Show all lines that include the string "glider"; copy each one.

* begin Recorded information *

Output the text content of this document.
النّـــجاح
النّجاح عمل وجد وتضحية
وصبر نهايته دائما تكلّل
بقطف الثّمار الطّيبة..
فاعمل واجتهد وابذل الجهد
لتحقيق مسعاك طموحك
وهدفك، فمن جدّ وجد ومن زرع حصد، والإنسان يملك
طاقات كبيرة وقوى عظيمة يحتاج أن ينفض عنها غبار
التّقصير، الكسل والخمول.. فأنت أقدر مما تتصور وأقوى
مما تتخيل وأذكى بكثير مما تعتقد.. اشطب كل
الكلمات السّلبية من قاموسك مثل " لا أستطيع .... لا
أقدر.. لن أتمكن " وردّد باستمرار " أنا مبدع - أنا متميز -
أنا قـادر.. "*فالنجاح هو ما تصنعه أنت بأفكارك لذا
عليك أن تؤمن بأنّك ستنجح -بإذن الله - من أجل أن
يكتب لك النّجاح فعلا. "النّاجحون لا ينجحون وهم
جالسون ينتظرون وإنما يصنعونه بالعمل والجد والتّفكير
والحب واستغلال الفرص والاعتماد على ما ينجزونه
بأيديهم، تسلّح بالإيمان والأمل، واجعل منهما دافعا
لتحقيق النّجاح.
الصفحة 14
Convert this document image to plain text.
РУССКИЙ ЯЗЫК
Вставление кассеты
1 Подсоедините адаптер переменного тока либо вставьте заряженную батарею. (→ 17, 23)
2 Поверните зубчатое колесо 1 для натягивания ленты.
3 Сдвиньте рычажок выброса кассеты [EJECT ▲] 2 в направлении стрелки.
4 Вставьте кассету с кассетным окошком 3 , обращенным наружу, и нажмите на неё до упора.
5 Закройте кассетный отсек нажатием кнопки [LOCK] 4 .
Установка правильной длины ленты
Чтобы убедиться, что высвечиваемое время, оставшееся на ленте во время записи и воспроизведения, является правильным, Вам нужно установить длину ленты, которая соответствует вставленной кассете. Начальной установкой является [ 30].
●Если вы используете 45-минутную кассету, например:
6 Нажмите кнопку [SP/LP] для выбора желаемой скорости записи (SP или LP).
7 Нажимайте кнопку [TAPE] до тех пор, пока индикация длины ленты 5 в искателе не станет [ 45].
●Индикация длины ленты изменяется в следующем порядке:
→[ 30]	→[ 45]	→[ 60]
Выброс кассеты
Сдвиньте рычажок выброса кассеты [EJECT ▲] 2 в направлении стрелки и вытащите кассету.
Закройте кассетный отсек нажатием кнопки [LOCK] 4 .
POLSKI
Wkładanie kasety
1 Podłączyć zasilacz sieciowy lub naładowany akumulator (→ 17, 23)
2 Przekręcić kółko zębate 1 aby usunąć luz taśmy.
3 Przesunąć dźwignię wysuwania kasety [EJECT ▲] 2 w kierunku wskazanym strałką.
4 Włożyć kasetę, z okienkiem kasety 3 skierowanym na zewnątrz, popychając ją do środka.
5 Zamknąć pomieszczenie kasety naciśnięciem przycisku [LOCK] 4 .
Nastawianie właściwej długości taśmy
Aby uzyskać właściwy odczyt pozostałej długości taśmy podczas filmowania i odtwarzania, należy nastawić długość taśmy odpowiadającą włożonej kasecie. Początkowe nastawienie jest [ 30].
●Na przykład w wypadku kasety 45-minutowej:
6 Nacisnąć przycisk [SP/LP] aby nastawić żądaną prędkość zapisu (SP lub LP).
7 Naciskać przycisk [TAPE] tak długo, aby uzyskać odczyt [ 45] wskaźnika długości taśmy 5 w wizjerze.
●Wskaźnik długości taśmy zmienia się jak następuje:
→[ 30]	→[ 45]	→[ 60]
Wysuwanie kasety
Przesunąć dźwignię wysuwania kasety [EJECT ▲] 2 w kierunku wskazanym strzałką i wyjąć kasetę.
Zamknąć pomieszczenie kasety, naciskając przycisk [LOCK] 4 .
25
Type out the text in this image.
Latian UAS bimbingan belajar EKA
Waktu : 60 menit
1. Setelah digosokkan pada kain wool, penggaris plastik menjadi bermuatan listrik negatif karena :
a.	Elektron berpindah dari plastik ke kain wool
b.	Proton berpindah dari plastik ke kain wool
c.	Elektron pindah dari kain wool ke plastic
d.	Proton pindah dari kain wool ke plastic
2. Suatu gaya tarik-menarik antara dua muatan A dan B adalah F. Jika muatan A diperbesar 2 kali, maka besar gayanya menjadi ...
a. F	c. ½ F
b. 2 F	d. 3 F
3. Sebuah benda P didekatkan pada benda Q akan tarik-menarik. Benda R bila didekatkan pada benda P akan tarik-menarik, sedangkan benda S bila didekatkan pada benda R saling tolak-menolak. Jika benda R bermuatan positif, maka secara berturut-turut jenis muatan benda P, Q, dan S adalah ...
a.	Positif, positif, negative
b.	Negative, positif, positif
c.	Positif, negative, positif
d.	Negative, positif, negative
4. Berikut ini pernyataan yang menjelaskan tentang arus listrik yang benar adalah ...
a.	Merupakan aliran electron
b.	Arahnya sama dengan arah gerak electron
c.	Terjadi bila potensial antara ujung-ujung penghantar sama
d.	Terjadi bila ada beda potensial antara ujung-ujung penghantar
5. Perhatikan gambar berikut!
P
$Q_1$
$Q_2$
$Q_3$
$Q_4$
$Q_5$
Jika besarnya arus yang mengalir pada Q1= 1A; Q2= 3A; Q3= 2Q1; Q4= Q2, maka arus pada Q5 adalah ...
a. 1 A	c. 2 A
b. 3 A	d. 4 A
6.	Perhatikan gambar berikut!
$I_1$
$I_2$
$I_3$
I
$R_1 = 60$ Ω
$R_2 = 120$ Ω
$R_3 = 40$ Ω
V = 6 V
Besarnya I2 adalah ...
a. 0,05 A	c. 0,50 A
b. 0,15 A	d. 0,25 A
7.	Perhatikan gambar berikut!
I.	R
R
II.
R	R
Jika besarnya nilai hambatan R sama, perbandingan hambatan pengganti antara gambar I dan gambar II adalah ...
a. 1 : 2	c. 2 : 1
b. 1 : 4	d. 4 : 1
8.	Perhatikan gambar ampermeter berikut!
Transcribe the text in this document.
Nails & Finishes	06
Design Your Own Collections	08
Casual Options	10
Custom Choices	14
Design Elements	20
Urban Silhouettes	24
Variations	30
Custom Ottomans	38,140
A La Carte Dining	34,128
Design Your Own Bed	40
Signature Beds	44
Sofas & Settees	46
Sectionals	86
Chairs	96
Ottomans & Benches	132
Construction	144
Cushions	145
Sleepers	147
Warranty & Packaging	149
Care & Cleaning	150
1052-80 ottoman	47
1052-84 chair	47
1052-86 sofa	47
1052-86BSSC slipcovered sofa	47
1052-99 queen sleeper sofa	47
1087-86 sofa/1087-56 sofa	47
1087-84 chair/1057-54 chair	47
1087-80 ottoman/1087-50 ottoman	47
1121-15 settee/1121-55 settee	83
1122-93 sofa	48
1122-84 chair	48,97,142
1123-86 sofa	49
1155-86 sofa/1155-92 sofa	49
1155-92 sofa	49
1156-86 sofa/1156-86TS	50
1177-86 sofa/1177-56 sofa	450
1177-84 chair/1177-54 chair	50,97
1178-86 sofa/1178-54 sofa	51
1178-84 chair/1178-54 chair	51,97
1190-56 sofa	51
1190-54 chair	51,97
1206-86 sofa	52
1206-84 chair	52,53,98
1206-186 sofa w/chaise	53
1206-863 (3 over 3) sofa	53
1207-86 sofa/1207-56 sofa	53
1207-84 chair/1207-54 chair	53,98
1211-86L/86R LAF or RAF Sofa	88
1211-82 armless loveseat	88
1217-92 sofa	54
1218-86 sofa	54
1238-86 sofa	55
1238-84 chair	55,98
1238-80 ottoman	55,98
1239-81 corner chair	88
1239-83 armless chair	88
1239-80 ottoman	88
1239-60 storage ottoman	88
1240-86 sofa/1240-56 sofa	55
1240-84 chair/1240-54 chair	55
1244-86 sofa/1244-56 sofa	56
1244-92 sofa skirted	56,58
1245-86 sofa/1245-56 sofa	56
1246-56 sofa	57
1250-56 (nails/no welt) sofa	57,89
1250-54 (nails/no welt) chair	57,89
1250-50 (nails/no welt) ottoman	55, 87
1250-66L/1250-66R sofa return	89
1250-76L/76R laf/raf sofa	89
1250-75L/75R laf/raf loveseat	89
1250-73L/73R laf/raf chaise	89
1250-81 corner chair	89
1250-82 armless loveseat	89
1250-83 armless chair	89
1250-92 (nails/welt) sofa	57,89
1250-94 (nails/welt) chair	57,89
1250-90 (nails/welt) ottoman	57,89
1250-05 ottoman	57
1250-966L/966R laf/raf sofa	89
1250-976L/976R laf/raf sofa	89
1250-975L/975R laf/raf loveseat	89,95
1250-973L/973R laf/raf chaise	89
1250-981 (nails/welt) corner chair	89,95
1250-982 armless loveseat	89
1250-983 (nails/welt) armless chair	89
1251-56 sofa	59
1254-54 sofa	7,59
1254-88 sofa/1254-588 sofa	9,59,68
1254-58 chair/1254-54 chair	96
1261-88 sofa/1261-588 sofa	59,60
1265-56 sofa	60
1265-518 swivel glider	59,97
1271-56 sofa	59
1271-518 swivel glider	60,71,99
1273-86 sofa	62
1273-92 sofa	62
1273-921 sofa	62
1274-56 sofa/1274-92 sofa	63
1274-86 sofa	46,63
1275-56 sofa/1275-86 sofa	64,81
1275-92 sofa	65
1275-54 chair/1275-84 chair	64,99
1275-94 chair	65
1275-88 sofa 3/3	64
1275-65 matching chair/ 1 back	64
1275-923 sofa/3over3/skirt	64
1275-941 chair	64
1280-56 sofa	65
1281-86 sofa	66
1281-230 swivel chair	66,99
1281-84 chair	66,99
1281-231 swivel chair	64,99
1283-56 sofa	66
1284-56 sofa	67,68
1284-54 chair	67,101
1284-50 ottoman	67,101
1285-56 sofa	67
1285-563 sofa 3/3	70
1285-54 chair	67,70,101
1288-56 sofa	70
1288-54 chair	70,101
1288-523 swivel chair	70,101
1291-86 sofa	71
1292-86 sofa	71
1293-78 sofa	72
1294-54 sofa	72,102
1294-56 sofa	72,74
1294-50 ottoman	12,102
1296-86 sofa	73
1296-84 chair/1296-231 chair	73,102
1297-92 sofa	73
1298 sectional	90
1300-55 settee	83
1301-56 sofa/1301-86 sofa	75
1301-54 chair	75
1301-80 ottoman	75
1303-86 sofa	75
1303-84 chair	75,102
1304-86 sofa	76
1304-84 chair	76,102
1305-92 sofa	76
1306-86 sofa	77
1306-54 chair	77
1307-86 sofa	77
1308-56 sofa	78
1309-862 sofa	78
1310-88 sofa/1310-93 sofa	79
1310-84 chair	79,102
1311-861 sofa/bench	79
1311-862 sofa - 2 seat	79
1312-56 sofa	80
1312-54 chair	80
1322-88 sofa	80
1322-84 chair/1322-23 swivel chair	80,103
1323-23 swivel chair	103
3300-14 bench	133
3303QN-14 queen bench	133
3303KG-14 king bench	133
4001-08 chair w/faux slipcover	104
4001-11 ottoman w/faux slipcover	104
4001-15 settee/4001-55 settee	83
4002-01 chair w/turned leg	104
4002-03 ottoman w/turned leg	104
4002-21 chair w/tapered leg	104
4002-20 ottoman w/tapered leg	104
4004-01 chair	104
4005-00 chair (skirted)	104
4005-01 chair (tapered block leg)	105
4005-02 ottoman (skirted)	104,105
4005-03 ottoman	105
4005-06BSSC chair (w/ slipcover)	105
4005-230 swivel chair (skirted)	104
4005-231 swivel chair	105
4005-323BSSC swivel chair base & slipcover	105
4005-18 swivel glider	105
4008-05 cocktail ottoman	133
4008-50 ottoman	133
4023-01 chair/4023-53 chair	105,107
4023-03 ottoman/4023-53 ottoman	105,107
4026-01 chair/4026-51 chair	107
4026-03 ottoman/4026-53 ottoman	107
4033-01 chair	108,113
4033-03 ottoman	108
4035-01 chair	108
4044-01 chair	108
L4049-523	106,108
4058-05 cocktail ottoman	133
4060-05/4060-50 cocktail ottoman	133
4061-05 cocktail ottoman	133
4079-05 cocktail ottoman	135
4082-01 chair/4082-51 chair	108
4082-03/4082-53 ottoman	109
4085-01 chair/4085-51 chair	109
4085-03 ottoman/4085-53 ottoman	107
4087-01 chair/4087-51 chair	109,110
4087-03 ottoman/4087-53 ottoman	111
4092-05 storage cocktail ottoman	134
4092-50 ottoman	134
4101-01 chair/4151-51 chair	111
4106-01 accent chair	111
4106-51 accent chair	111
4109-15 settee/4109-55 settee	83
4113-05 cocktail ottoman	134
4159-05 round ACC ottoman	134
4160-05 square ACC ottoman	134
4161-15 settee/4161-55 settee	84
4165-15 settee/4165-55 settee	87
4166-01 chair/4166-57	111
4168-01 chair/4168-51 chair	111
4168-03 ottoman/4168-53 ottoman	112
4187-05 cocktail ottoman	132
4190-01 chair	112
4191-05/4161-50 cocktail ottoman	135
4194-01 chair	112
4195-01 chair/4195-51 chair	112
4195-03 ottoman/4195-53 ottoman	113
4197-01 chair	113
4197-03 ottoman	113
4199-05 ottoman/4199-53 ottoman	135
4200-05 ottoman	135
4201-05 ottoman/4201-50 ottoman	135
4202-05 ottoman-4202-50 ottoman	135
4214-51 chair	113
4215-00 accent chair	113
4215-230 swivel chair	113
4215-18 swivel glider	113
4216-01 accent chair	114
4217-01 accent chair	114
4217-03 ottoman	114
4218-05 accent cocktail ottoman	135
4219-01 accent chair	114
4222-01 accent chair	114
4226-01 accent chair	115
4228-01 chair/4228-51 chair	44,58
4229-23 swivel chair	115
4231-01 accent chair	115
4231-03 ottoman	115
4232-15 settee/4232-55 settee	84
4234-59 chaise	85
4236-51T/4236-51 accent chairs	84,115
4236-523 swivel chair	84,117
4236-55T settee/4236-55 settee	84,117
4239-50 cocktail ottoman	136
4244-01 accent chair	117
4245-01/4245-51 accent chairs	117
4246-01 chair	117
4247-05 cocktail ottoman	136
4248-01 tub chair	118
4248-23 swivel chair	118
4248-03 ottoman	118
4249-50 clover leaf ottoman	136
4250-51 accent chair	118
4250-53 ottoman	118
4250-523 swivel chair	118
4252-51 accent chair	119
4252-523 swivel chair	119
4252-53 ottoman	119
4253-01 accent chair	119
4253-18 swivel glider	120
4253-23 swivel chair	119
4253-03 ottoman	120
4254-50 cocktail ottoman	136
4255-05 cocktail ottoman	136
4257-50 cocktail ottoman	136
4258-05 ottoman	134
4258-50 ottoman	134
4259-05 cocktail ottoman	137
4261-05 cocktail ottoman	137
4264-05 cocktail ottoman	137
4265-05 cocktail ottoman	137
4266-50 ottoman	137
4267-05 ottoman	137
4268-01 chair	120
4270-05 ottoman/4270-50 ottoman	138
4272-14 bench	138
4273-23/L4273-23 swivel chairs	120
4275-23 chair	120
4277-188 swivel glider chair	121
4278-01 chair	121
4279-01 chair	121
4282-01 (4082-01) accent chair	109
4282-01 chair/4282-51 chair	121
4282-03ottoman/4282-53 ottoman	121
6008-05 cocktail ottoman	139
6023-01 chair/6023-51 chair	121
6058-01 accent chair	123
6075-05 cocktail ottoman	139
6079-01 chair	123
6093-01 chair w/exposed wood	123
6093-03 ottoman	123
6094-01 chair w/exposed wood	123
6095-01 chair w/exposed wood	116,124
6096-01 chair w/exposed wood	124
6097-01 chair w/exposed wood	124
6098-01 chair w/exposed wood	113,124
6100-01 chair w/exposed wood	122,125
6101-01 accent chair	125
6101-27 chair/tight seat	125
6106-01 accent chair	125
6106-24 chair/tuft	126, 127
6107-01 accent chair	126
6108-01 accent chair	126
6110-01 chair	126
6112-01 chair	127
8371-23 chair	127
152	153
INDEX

* end Recorded information *

— Answer below —
1265-518 swivel glider	59,97
1271-518 swivel glider	60,71,99
4005-18 swivel glider	105
4215-18 swivel glider	113
4253-18 swivel glider	120
4277-188 swivel glider chair	121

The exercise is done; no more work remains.